_What is required_
Reproduce the passage of the conduit derating thread between "Does that make" and "do with it.", inclusive.

_Source text_
If I ran two conduits with the 15amp in one and 20 amp circuits in the other, (4 and 6 CCCs) I would derate the 14awg (15amp circuits) 90c wire from 25amps to 20amps (80%) and the 12awg (20amp circuits) 90c wire from 30amps to 24amps.

Does that make sense? Am I ok to do it that way? Do I need to do any adjustments for ambient temperatures in AZ being hotter than normal? The conduit will be in full shade 100% of the time.

I'm not crazy about doing a MCBW. My breaker box has one side completely full and the other has the 5 open slots for the circuits I want to add. My understanding of MCBW is that I would have to have the breakers in the MCBW on opposite sides of each other so the neutral wire would "phase" properly...if thats the right word. I'd rather not have to move any breakers from one side to the other, especially since I don't know anything about how the rest of the house is wired....other than its old. Service panel was upgraded about 4 years ago by a licensed electrician. I had nothing to do with it.


----------



## Jim Port

Most panels have alternating buss arranged ABAB in a vertical manner. A properly wired MWBC would have hots on both A and B.


----------



## Stubbie

Sounds fine using two conduits even if I adjust for a 122 F attic temp and 4 to 6 wires in conduit your still good on amperage.


----------



## curiousB

why not run 30' of 3/4" EMT?


----------



## Stubbie

curiousB said:


> why not run 30' of 3/4" EMT?


He doesn't want to use MWBC .... I'm not sure what your point is ?


----------



## curiousB

Stubbie said:


> He doesn't want to use MWBC .... I'm not sure what your point is ?


That's fine but two runs of 1/2" seems more work than one run of 3/4"


----------



## jbfan

curiousB said:


> That's fine but two runs of 1/2" seems more work than one run of 3/4"


With one pipe he has to derate to below a 15 amp and a 20 amp breaker.


----------

_Data provided_

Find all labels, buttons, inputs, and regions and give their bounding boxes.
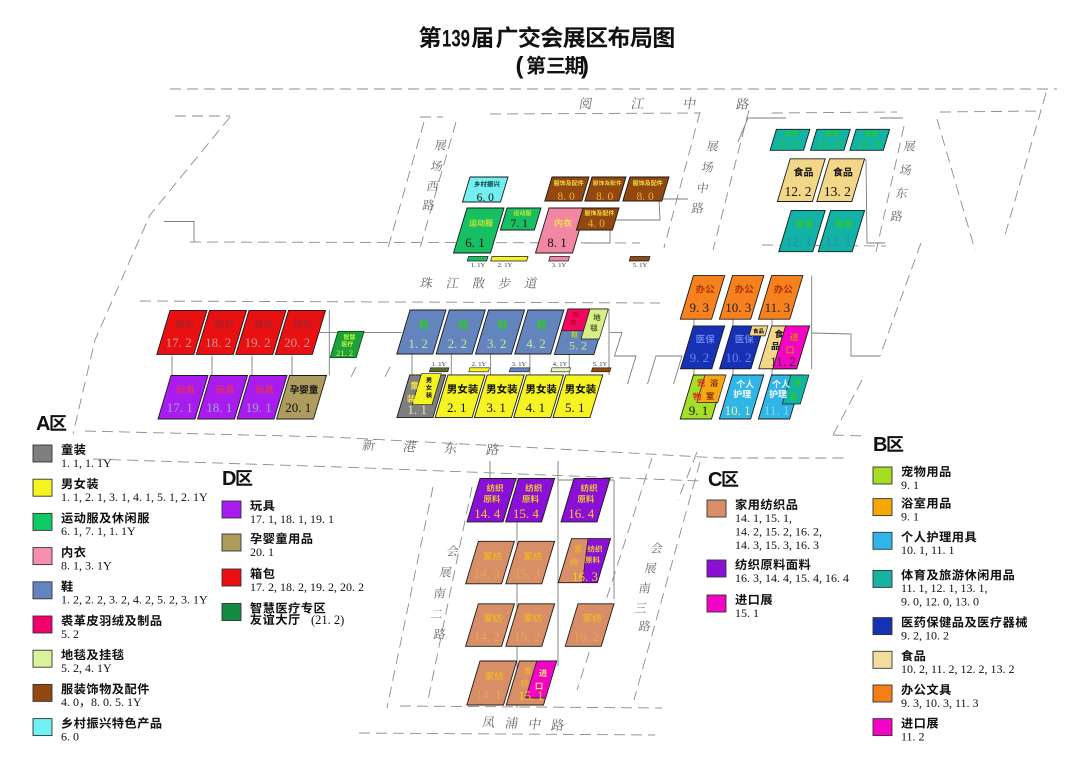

_Output of the task_
Does that make sense? Am I ok to do it that way? Do I need to do any adjustments for ambient temperatures in AZ being hotter than normal? The conduit will be in full shade 100% of the time.

I'm not crazy about doing a MCBW. My breaker box has one side completely full and the other has the 5 open slots for the circuits I want to add. My understanding of MCBW is that I would have to have the breakers in the MCBW on opposite sides of each other so the neutral wire would "phase" properly...if thats the right word. I'd rather not have to move any breakers from one side to the other, especially since I don't know anything about how the rest of the house is wired....other than its old. Service panel was upgraded about 4 years ago by a licensed electrician. I had nothing to do with it.